WHAT YOU NEED TO DO =
Search the listing below for "name". Copy each matching line.

GIVEN RECORDS =
** Begin **
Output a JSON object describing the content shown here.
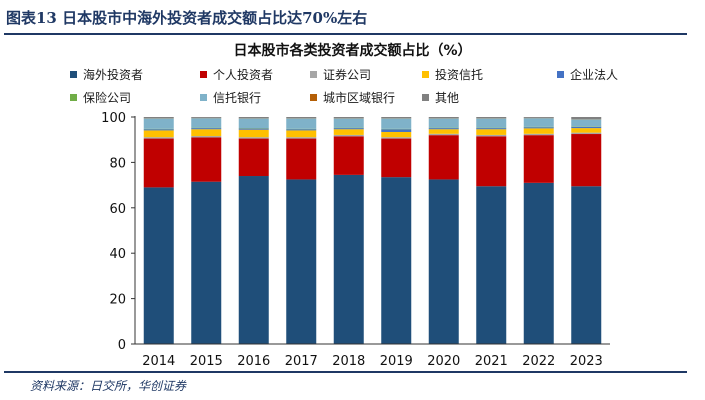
{
  "figure_title": "图表13  日本股市中海外投资者成交额占比达70%左右",
  "source": "资料来源：日交所，华创证券",
  "chart_data": {
    "type": "bar",
    "stacked": true,
    "title": "日本股市各类投资者成交额占比（%）",
    "xlabel": "",
    "ylabel": "",
    "ylim": [
      0,
      100
    ],
    "yticks": [
      0,
      20,
      40,
      60,
      80,
      100
    ],
    "categories": [
      "2014",
      "2015",
      "2016",
      "2017",
      "2018",
      "2019",
      "2020",
      "2021",
      "2022",
      "2023"
    ],
    "series": [
      {
        "name": "海外投资者",
        "color": "#1f4e79",
        "values": [
          69,
          71.5,
          74,
          72.5,
          74.5,
          73.5,
          72.5,
          69.5,
          71,
          69.5
        ]
      },
      {
        "name": "个人投资者",
        "color": "#c00000",
        "values": [
          21.5,
          19.5,
          16.5,
          18,
          17,
          17,
          19.5,
          22,
          21,
          23
        ]
      },
      {
        "name": "证券公司",
        "color": "#a6a6a6",
        "values": [
          0.6,
          0.6,
          0.6,
          0.6,
          0.6,
          0.6,
          0.6,
          0.6,
          0.6,
          0.6
        ]
      },
      {
        "name": "投资信托",
        "color": "#ffc000",
        "values": [
          3,
          3,
          3.3,
          3,
          2.5,
          2.3,
          2,
          2.5,
          2.4,
          2
        ]
      },
      {
        "name": "企业法人",
        "color": "#4472c4",
        "values": [
          0.5,
          0.5,
          0.5,
          0.5,
          0.5,
          1.2,
          0.5,
          0.5,
          0.5,
          0.6
        ]
      },
      {
        "name": "保险公司",
        "color": "#70ad47",
        "values": [
          0.2,
          0.2,
          0.2,
          0.2,
          0.2,
          0.2,
          0.2,
          0.2,
          0.2,
          0.2
        ]
      },
      {
        "name": "信托银行",
        "color": "#7fb2c9",
        "values": [
          4.6,
          4.2,
          4.3,
          4.6,
          4.1,
          4.6,
          4.1,
          4.1,
          3.8,
          3.1
        ]
      },
      {
        "name": "城市区域银行",
        "color": "#b45f06",
        "values": [
          0.1,
          0.1,
          0.1,
          0.1,
          0.1,
          0.1,
          0.1,
          0.1,
          0.1,
          0.1
        ]
      },
      {
        "name": "其他",
        "color": "#808080",
        "values": [
          0.5,
          0.4,
          0.5,
          0.5,
          0.5,
          0.5,
          0.5,
          0.5,
          0.4,
          0.9
        ]
      }
    ]
  }
}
** End **
THE RESPONSE =
        "name": "海外投资者",
        "name": "个人投资者",
        "name": "证券公司",
        "name": "投资信托",
        "name": "企业法人",
        "name": "保险公司",
        "name": "信托银行",
        "name": "城市区域银行",
        "name": "其他",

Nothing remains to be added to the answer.